> _Provided records_
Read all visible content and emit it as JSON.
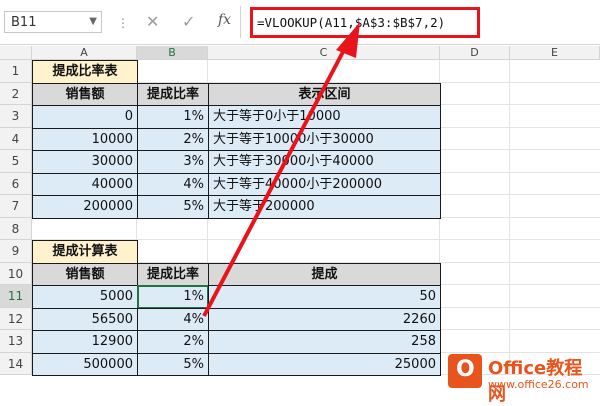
{
  "formula_bar": {
    "name_box": "B11",
    "cancel_icon": "✕",
    "enter_icon": "✓",
    "fx_label": "fx",
    "formula": "=VLOOKUP(A11,$A$3:$B$7,2)"
  },
  "columns": [
    "A",
    "B",
    "C",
    "D",
    "E"
  ],
  "rows": [
    "1",
    "2",
    "3",
    "4",
    "5",
    "6",
    "7",
    "8",
    "9",
    "10",
    "11",
    "12",
    "13",
    "14"
  ],
  "table1": {
    "title": "提成比率表",
    "headers": [
      "销售额",
      "提成比率",
      "表示区间"
    ],
    "rows": [
      [
        "0",
        "1%",
        "大于等于0小于10000"
      ],
      [
        "10000",
        "2%",
        "大于等于10000小于30000"
      ],
      [
        "30000",
        "3%",
        "大于等于30000小于40000"
      ],
      [
        "40000",
        "4%",
        "大于等于40000小于200000"
      ],
      [
        "200000",
        "5%",
        "大于等于200000"
      ]
    ]
  },
  "table2": {
    "title": "提成计算表",
    "headers": [
      "销售额",
      "提成比率",
      "提成"
    ],
    "rows": [
      [
        "5000",
        "1%",
        "50"
      ],
      [
        "56500",
        "4%",
        "2260"
      ],
      [
        "12900",
        "2%",
        "258"
      ],
      [
        "500000",
        "5%",
        "25000"
      ]
    ]
  },
  "watermark": {
    "brand": "Office教程网",
    "url": "www.office26.com"
  },
  "colors": {
    "accent_red": "#e8141c",
    "excel_green": "#217346",
    "brand_orange": "#e8541c"
  }
}
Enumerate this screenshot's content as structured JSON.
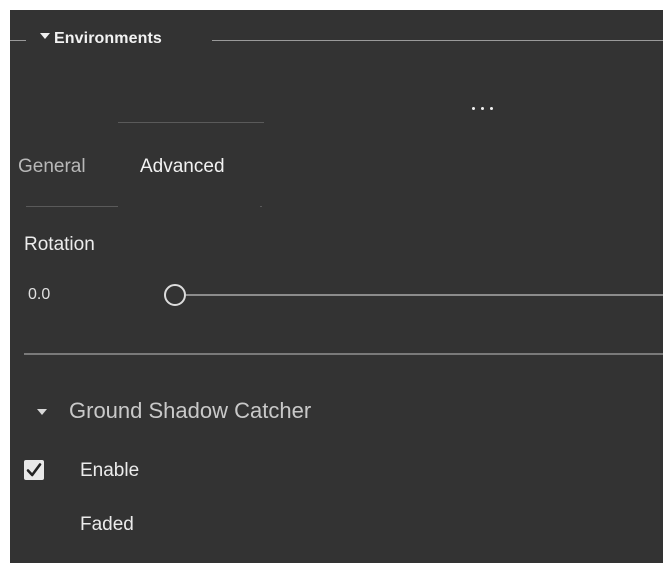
{
  "section": {
    "title": "Environments"
  },
  "more": {
    "icon": "ellipsis-icon"
  },
  "tabs": [
    {
      "label": "General",
      "active": false
    },
    {
      "label": "Advanced",
      "active": true
    }
  ],
  "rotation": {
    "label": "Rotation",
    "value": "0.0",
    "slider_value": 0
  },
  "ground_shadow": {
    "title": "Ground Shadow Catcher",
    "enable_label": "Enable",
    "enable_checked": true,
    "faded_label": "Faded"
  },
  "colors": {
    "panel_bg": "#333333",
    "text": "#e6e6e6"
  }
}
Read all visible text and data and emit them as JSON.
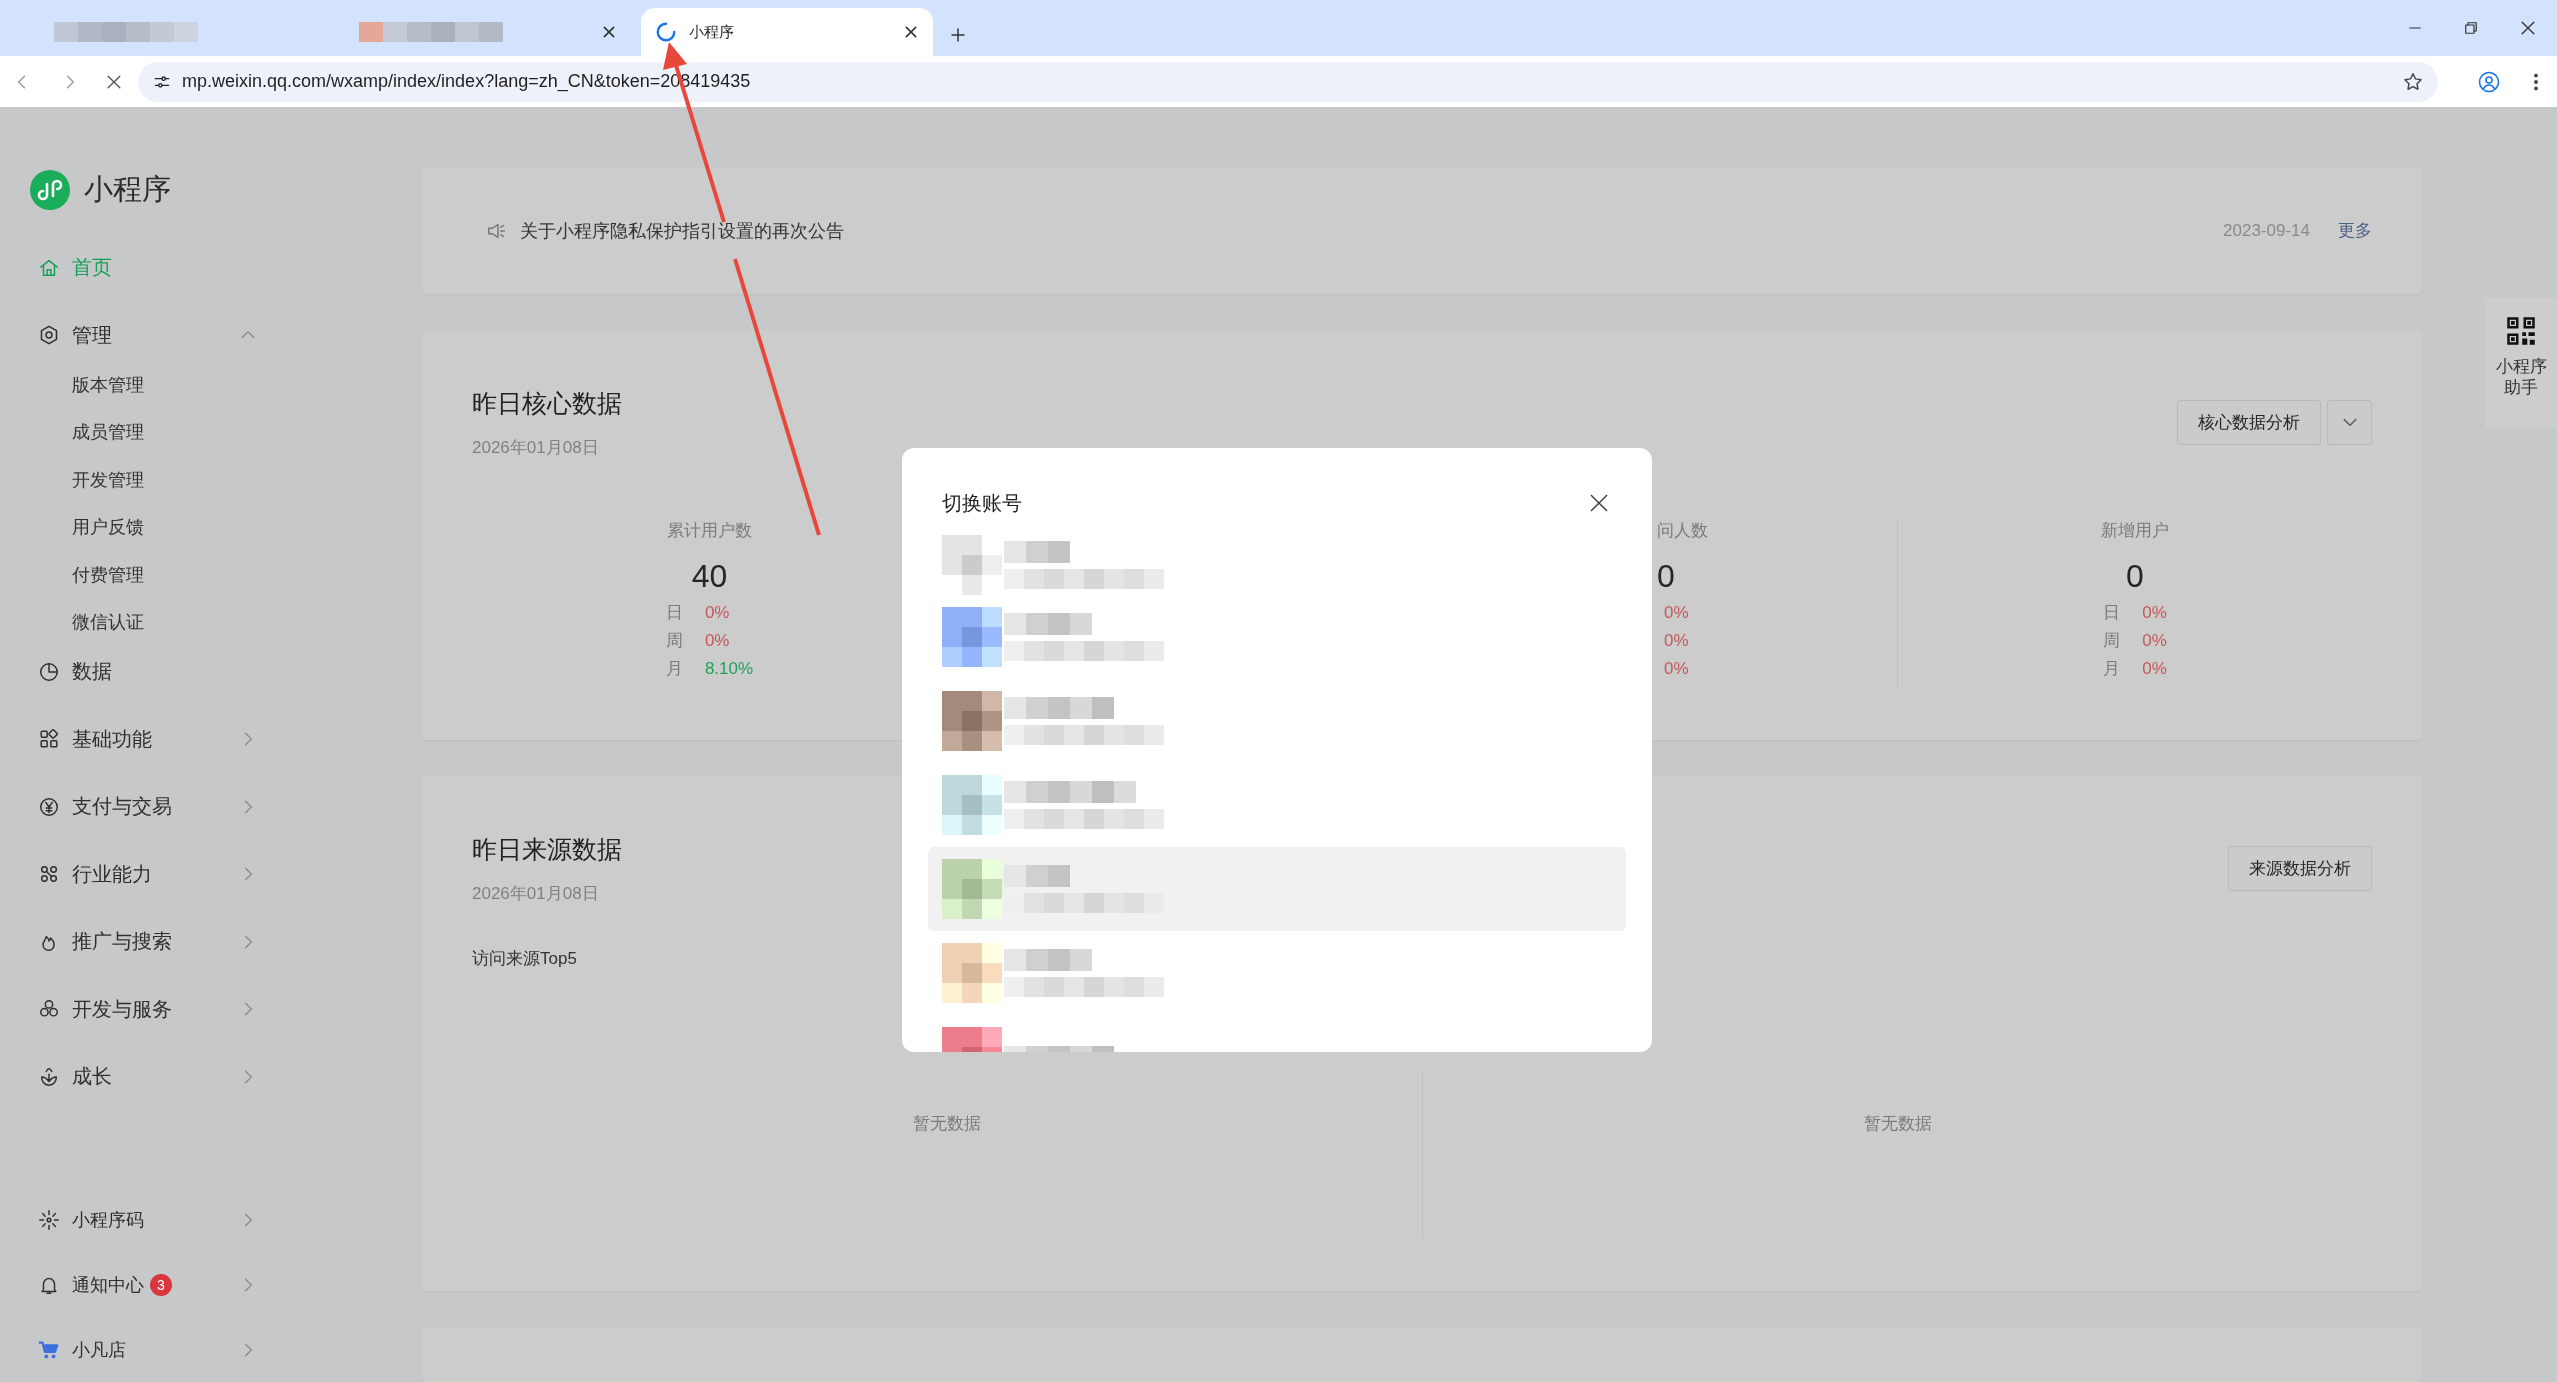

> _Stated task_
Every record is to be reproduced exactly, with no pictures included.

> _Answer to this problem_
Read all visible content and emit it as JSON.
{
  "formula_bar": {
    "name_box": "B11",
    "cancel_icon": "✕",
    "enter_icon": "✓",
    "fx_label": "fx",
    "formula": "=VLOOKUP(A11,$A$3:$B$7,2)"
  },
  "columns": [
    "A",
    "B",
    "C",
    "D",
    "E"
  ],
  "rows": [
    "1",
    "2",
    "3",
    "4",
    "5",
    "6",
    "7",
    "8",
    "9",
    "10",
    "11",
    "12",
    "13",
    "14"
  ],
  "table1": {
    "title": "提成比率表",
    "headers": [
      "销售额",
      "提成比率",
      "表示区间"
    ],
    "rows": [
      [
        "0",
        "1%",
        "大于等于0小于10000"
      ],
      [
        "10000",
        "2%",
        "大于等于10000小于30000"
      ],
      [
        "30000",
        "3%",
        "大于等于30000小于40000"
      ],
      [
        "40000",
        "4%",
        "大于等于40000小于200000"
      ],
      [
        "200000",
        "5%",
        "大于等于200000"
      ]
    ]
  },
  "table2": {
    "title": "提成计算表",
    "headers": [
      "销售额",
      "提成比率",
      "提成"
    ],
    "rows": [
      [
        "5000",
        "1%",
        "50"
      ],
      [
        "56500",
        "4%",
        "2260"
      ],
      [
        "12900",
        "2%",
        "258"
      ],
      [
        "500000",
        "5%",
        "25000"
      ]
    ]
  },
  "watermark": {
    "brand": "Office教程网",
    "url": "www.office26.com"
  },
  "colors": {
    "accent_red": "#e8141c",
    "excel_green": "#217346",
    "brand_orange": "#e8541c"
  }
}
Enumerate this screenshot's content as structured JSON.
{
  "section": {
    "title": "Environments"
  },
  "more": {
    "icon": "ellipsis-icon"
  },
  "tabs": [
    {
      "label": "General",
      "active": false
    },
    {
      "label": "Advanced",
      "active": true
    }
  ],
  "rotation": {
    "label": "Rotation",
    "value": "0.0",
    "slider_value": 0
  },
  "ground_shadow": {
    "title": "Ground Shadow Catcher",
    "enable_label": "Enable",
    "enable_checked": true,
    "faded_label": "Faded"
  },
  "colors": {
    "panel_bg": "#333333",
    "text": "#e6e6e6"
  }
}
Read all visible text and data and emit them as JSON.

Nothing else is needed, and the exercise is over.